Source |
───

# Remove bot-or-not noises

### Used files
- bot_or_not_without_info
- sybilscar_results

### Summary:
1. Load necessary data
2. Apply logic to add new column "is_noisy"
3. Check bot label changes from sybilscar
4. Save new bot_or_not_without_noises

### 1. Load necessary data

In [None]:
import polars as pl
import os
pl.Config.set_fmt_str_lengths(400)

In [None]:
DATA_PATH = os.getenv("DATA_PATH", "")

In [None]:
bot_or_not = pl.read_parquet(f"{DATA_PATH}/interim/bot_or_not_without_info.parquet")
bot_or_not


In [None]:
sybilscar_result = pl.read_parquet(f"{DATA_PATH}/../farcaster-social-graph-api/farcaster_social_graph_api/data/sybil_scar_results.parquet")
sybilscar_result

In [None]:
fnames = pl.read_parquet(f"{DATA_PATH}/raw/farcaster-fnames-0-1730134800.parquet")
last_fnames = fnames[["fid","updated_at"]].group_by("fid").max()

───

Given material |
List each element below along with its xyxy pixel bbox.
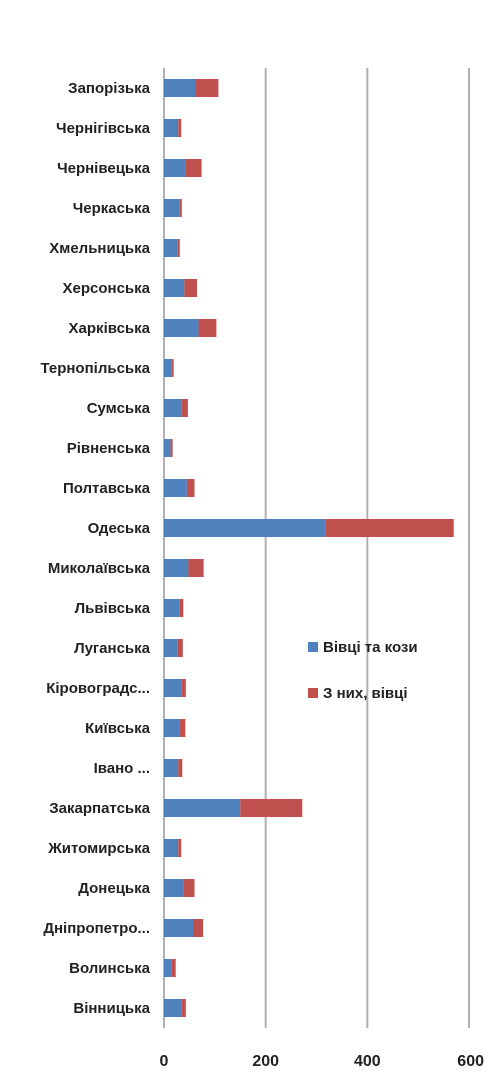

───

Task 1 |
Decide whether each statement agrees with the bot-or-not notebook, answering yes or no and quoting the deciding words of the notebook: (a) the notebook imports polars under the alias pl; (b) the final summary step saves a file named bot_or_not_without_info; (c) the column the notebook adds is named "is_noisy".
Task 2 |
Which two files does the bot-or-not notebook list under its "Used files" heading?

Worked solution 1 |
(a) Yes: "import polars as pl"
(b) No: "4. Save new bot_or_not_without_noises"
(c) Yes: "2. Apply logic to add new column "is_noisy""

Worked solution 2 |
bot_or_not_without_info and sybilscar_results.